**GIVEN DATA**
______
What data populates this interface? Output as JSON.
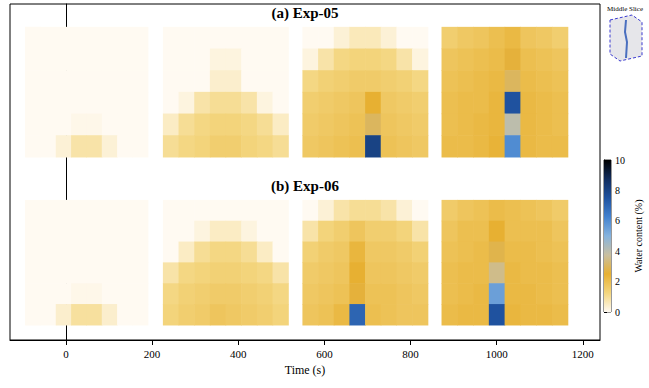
{
  "chart_data": {
    "type": "heatmap",
    "x_label": "Time (s)",
    "xlim": [
      -130,
      1240
    ],
    "xticks": [
      0,
      200,
      400,
      600,
      800,
      1000,
      1200
    ],
    "grid": false,
    "tick_labels": "x",
    "inset_label": "Middle Slice",
    "colorbar": {
      "label": "Water content (%)",
      "range": [
        0,
        10
      ],
      "ticks": [
        0,
        2,
        4,
        6,
        8,
        10
      ]
    },
    "rows": [
      {
        "title": "(a) Exp-05",
        "panels": [
          {
            "time_range": [
              -95,
              190
            ],
            "cells": [
              [
                0,
                0,
                0,
                0,
                0,
                0,
                0,
                0
              ],
              [
                0,
                0,
                0,
                0,
                0,
                0,
                0,
                0
              ],
              [
                0,
                0,
                0,
                0,
                0,
                0,
                0,
                0
              ],
              [
                0,
                0,
                0,
                0,
                0,
                0,
                0,
                0
              ],
              [
                0,
                0,
                0,
                0.1,
                0.1,
                0,
                0,
                0
              ],
              [
                0,
                0,
                0.3,
                0.8,
                0.8,
                0.3,
                0,
                0
              ]
            ]
          },
          {
            "time_range": [
              225,
              516
            ],
            "cells": [
              [
                0,
                0,
                0,
                0,
                0,
                0,
                0,
                0
              ],
              [
                0,
                0,
                0,
                0.2,
                0.2,
                0,
                0,
                0
              ],
              [
                0,
                0,
                0,
                0.4,
                0.4,
                0,
                0,
                0
              ],
              [
                0,
                0.2,
                0.8,
                1,
                1,
                0.8,
                0.2,
                0
              ],
              [
                0.5,
                1,
                1.2,
                1.3,
                1.3,
                1.2,
                1,
                0.5
              ],
              [
                1,
                1.2,
                1.3,
                1.5,
                1.5,
                1.3,
                1.2,
                1
              ]
            ]
          },
          {
            "time_range": [
              549,
              840
            ],
            "cells": [
              [
                0,
                0,
                0.3,
                0.6,
                0.6,
                0.3,
                0,
                0
              ],
              [
                0.2,
                0.8,
                1.2,
                1.3,
                1.3,
                1.2,
                0.8,
                0.2
              ],
              [
                1.2,
                1.4,
                1.5,
                1.6,
                1.6,
                1.5,
                1.4,
                1.2
              ],
              [
                1.5,
                1.6,
                1.7,
                1.8,
                2.5,
                1.7,
                1.6,
                1.5
              ],
              [
                1.6,
                1.7,
                1.8,
                1.9,
                3.0,
                1.8,
                1.7,
                1.6
              ],
              [
                1.7,
                1.8,
                1.9,
                2.0,
                8.0,
                1.9,
                1.8,
                1.7
              ]
            ]
          },
          {
            "time_range": [
              872,
              1165
            ],
            "cells": [
              [
                1.5,
                1.7,
                1.8,
                2.0,
                2.2,
                1.8,
                1.7,
                1.5
              ],
              [
                1.8,
                1.9,
                2.0,
                2.1,
                2.6,
                2.0,
                1.9,
                1.8
              ],
              [
                1.9,
                2.0,
                2.1,
                2.2,
                3.0,
                2.1,
                2.0,
                1.9
              ],
              [
                2.0,
                2.1,
                2.1,
                2.3,
                7.5,
                2.2,
                2.1,
                2.0
              ],
              [
                2.0,
                2.1,
                2.2,
                2.3,
                4.0,
                2.2,
                2.1,
                2.0
              ],
              [
                2.1,
                2.1,
                2.2,
                2.4,
                6.0,
                2.2,
                2.1,
                2.1
              ]
            ]
          }
        ]
      },
      {
        "title": "(b) Exp-06",
        "panels": [
          {
            "time_range": [
              -95,
              190
            ],
            "cells": [
              [
                0,
                0,
                0,
                0,
                0,
                0,
                0,
                0
              ],
              [
                0,
                0,
                0,
                0,
                0,
                0,
                0,
                0
              ],
              [
                0,
                0,
                0,
                0,
                0,
                0,
                0,
                0
              ],
              [
                0,
                0,
                0,
                0,
                0,
                0,
                0,
                0
              ],
              [
                0,
                0,
                0,
                0.1,
                0.1,
                0,
                0,
                0
              ],
              [
                0,
                0,
                0.4,
                0.9,
                0.9,
                0.4,
                0,
                0
              ]
            ]
          },
          {
            "time_range": [
              225,
              516
            ],
            "cells": [
              [
                0,
                0,
                0,
                0,
                0,
                0,
                0,
                0
              ],
              [
                0,
                0,
                0.2,
                0.5,
                0.5,
                0.2,
                0,
                0
              ],
              [
                0,
                0.5,
                1.0,
                1.2,
                1.2,
                1.0,
                0.5,
                0
              ],
              [
                0.8,
                1.2,
                1.3,
                1.4,
                1.4,
                1.3,
                1.2,
                0.8
              ],
              [
                1.2,
                1.4,
                1.5,
                1.6,
                1.6,
                1.5,
                1.4,
                1.2
              ],
              [
                1.3,
                1.5,
                1.6,
                1.8,
                1.7,
                1.6,
                1.5,
                1.3
              ]
            ]
          },
          {
            "time_range": [
              549,
              840
            ],
            "cells": [
              [
                0,
                0.3,
                0.8,
                1.0,
                1.0,
                0.8,
                0.3,
                0
              ],
              [
                0.8,
                1.3,
                1.5,
                1.8,
                1.5,
                1.5,
                1.3,
                0.8
              ],
              [
                1.4,
                1.6,
                1.7,
                2.3,
                1.7,
                1.7,
                1.6,
                1.4
              ],
              [
                1.6,
                1.7,
                1.8,
                2.5,
                1.8,
                1.8,
                1.7,
                1.6
              ],
              [
                1.7,
                1.8,
                1.9,
                2.6,
                1.9,
                1.9,
                1.8,
                1.7
              ],
              [
                1.8,
                1.9,
                2.2,
                7.0,
                2.0,
                1.9,
                1.8,
                1.8
              ]
            ]
          },
          {
            "time_range": [
              872,
              1165
            ],
            "cells": [
              [
                1.6,
                1.8,
                1.9,
                2.1,
                2.0,
                1.9,
                1.8,
                1.6
              ],
              [
                1.8,
                2.0,
                2.0,
                2.5,
                2.0,
                2.0,
                2.0,
                1.8
              ],
              [
                1.9,
                2.0,
                2.1,
                2.8,
                2.1,
                2.1,
                2.0,
                1.9
              ],
              [
                2.0,
                2.1,
                2.1,
                3.5,
                2.2,
                2.1,
                2.1,
                2.0
              ],
              [
                2.0,
                2.1,
                2.2,
                5.5,
                2.2,
                2.2,
                2.1,
                2.0
              ],
              [
                2.1,
                2.2,
                2.2,
                7.5,
                2.3,
                2.2,
                2.2,
                2.1
              ]
            ]
          }
        ]
      }
    ]
  }
}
______
**WHAT YOU HAVE TO DO**
Copy the data character for character, but drop all pictures from the copy.

**COMPLETED TASK**
What data populates this interface? Output as JSON.
{
  "chart_data": {
    "type": "heatmap",
    "x_label": "Time (s)",
    "xlim": [
      -130,
      1240
    ],
    "xticks": [
      0,
      200,
      400,
      600,
      800,
      1000,
      1200
    ],
    "grid": false,
    "tick_labels": "x",
    "inset_label": "Middle Slice",
    "colorbar": {
      "label": "Water content (%)",
      "range": [
        0,
        10
      ],
      "ticks": [
        0,
        2,
        4,
        6,
        8,
        10
      ]
    },
    "rows": [
      {
        "title": "(a) Exp-05",
        "panels": [
          {
            "time_range": [
              -95,
              190
            ],
            "cells": [
              [
                0,
                0,
                0,
                0,
                0,
                0,
                0,
                0
              ],
              [
                0,
                0,
                0,
                0,
                0,
                0,
                0,
                0
              ],
              [
                0,
                0,
                0,
                0,
                0,
                0,
                0,
                0
              ],
              [
                0,
                0,
                0,
                0,
                0,
                0,
                0,
                0
              ],
              [
                0,
                0,
                0,
                0.1,
                0.1,
                0,
                0,
                0
              ],
              [
                0,
                0,
                0.3,
                0.8,
                0.8,
                0.3,
                0,
                0
              ]
            ]
          },
          {
            "time_range": [
              225,
              516
            ],
            "cells": [
              [
                0,
                0,
                0,
                0,
                0,
                0,
                0,
                0
              ],
              [
                0,
                0,
                0,
                0.2,
                0.2,
                0,
                0,
                0
              ],
              [
                0,
                0,
                0,
                0.4,
                0.4,
                0,
                0,
                0
              ],
              [
                0,
                0.2,
                0.8,
                1,
                1,
                0.8,
                0.2,
                0
              ],
              [
                0.5,
                1,
                1.2,
                1.3,
                1.3,
                1.2,
                1,
                0.5
              ],
              [
                1,
                1.2,
                1.3,
                1.5,
                1.5,
                1.3,
                1.2,
                1
              ]
            ]
          },
          {
            "time_range": [
              549,
              840
            ],
            "cells": [
              [
                0,
                0,
                0.3,
                0.6,
                0.6,
                0.3,
                0,
                0
              ],
              [
                0.2,
                0.8,
                1.2,
                1.3,
                1.3,
                1.2,
                0.8,
                0.2
              ],
              [
                1.2,
                1.4,
                1.5,
                1.6,
                1.6,
                1.5,
                1.4,
                1.2
              ],
              [
                1.5,
                1.6,
                1.7,
                1.8,
                2.5,
                1.7,
                1.6,
                1.5
              ],
              [
                1.6,
                1.7,
                1.8,
                1.9,
                3.0,
                1.8,
                1.7,
                1.6
              ],
              [
                1.7,
                1.8,
                1.9,
                2.0,
                8.0,
                1.9,
                1.8,
                1.7
              ]
            ]
          },
          {
            "time_range": [
              872,
              1165
            ],
            "cells": [
              [
                1.5,
                1.7,
                1.8,
                2.0,
                2.2,
                1.8,
                1.7,
                1.5
              ],
              [
                1.8,
                1.9,
                2.0,
                2.1,
                2.6,
                2.0,
                1.9,
                1.8
              ],
              [
                1.9,
                2.0,
                2.1,
                2.2,
                3.0,
                2.1,
                2.0,
                1.9
              ],
              [
                2.0,
                2.1,
                2.1,
                2.3,
                7.5,
                2.2,
                2.1,
                2.0
              ],
              [
                2.0,
                2.1,
                2.2,
                2.3,
                4.0,
                2.2,
                2.1,
                2.0
              ],
              [
                2.1,
                2.1,
                2.2,
                2.4,
                6.0,
                2.2,
                2.1,
                2.1
              ]
            ]
          }
        ]
      },
      {
        "title": "(b) Exp-06",
        "panels": [
          {
            "time_range": [
              -95,
              190
            ],
            "cells": [
              [
                0,
                0,
                0,
                0,
                0,
                0,
                0,
                0
              ],
              [
                0,
                0,
                0,
                0,
                0,
                0,
                0,
                0
              ],
              [
                0,
                0,
                0,
                0,
                0,
                0,
                0,
                0
              ],
              [
                0,
                0,
                0,
                0,
                0,
                0,
                0,
                0
              ],
              [
                0,
                0,
                0,
                0.1,
                0.1,
                0,
                0,
                0
              ],
              [
                0,
                0,
                0.4,
                0.9,
                0.9,
                0.4,
                0,
                0
              ]
            ]
          },
          {
            "time_range": [
              225,
              516
            ],
            "cells": [
              [
                0,
                0,
                0,
                0,
                0,
                0,
                0,
                0
              ],
              [
                0,
                0,
                0.2,
                0.5,
                0.5,
                0.2,
                0,
                0
              ],
              [
                0,
                0.5,
                1.0,
                1.2,
                1.2,
                1.0,
                0.5,
                0
              ],
              [
                0.8,
                1.2,
                1.3,
                1.4,
                1.4,
                1.3,
                1.2,
                0.8
              ],
              [
                1.2,
                1.4,
                1.5,
                1.6,
                1.6,
                1.5,
                1.4,
                1.2
              ],
              [
                1.3,
                1.5,
                1.6,
                1.8,
                1.7,
                1.6,
                1.5,
                1.3
              ]
            ]
          },
          {
            "time_range": [
              549,
              840
            ],
            "cells": [
              [
                0,
                0.3,
                0.8,
                1.0,
                1.0,
                0.8,
                0.3,
                0
              ],
              [
                0.8,
                1.3,
                1.5,
                1.8,
                1.5,
                1.5,
                1.3,
                0.8
              ],
              [
                1.4,
                1.6,
                1.7,
                2.3,
                1.7,
                1.7,
                1.6,
                1.4
              ],
              [
                1.6,
                1.7,
                1.8,
                2.5,
                1.8,
                1.8,
                1.7,
                1.6
              ],
              [
                1.7,
                1.8,
                1.9,
                2.6,
                1.9,
                1.9,
                1.8,
                1.7
              ],
              [
                1.8,
                1.9,
                2.2,
                7.0,
                2.0,
                1.9,
                1.8,
                1.8
              ]
            ]
          },
          {
            "time_range": [
              872,
              1165
            ],
            "cells": [
              [
                1.6,
                1.8,
                1.9,
                2.1,
                2.0,
                1.9,
                1.8,
                1.6
              ],
              [
                1.8,
                2.0,
                2.0,
                2.5,
                2.0,
                2.0,
                2.0,
                1.8
              ],
              [
                1.9,
                2.0,
                2.1,
                2.8,
                2.1,
                2.1,
                2.0,
                1.9
              ],
              [
                2.0,
                2.1,
                2.1,
                3.5,
                2.2,
                2.1,
                2.1,
                2.0
              ],
              [
                2.0,
                2.1,
                2.2,
                5.5,
                2.2,
                2.2,
                2.1,
                2.0
              ],
              [
                2.1,
                2.2,
                2.2,
                7.5,
                2.3,
                2.2,
                2.2,
                2.1
              ]
            ]
          }
        ]
      }
    ]
  }
}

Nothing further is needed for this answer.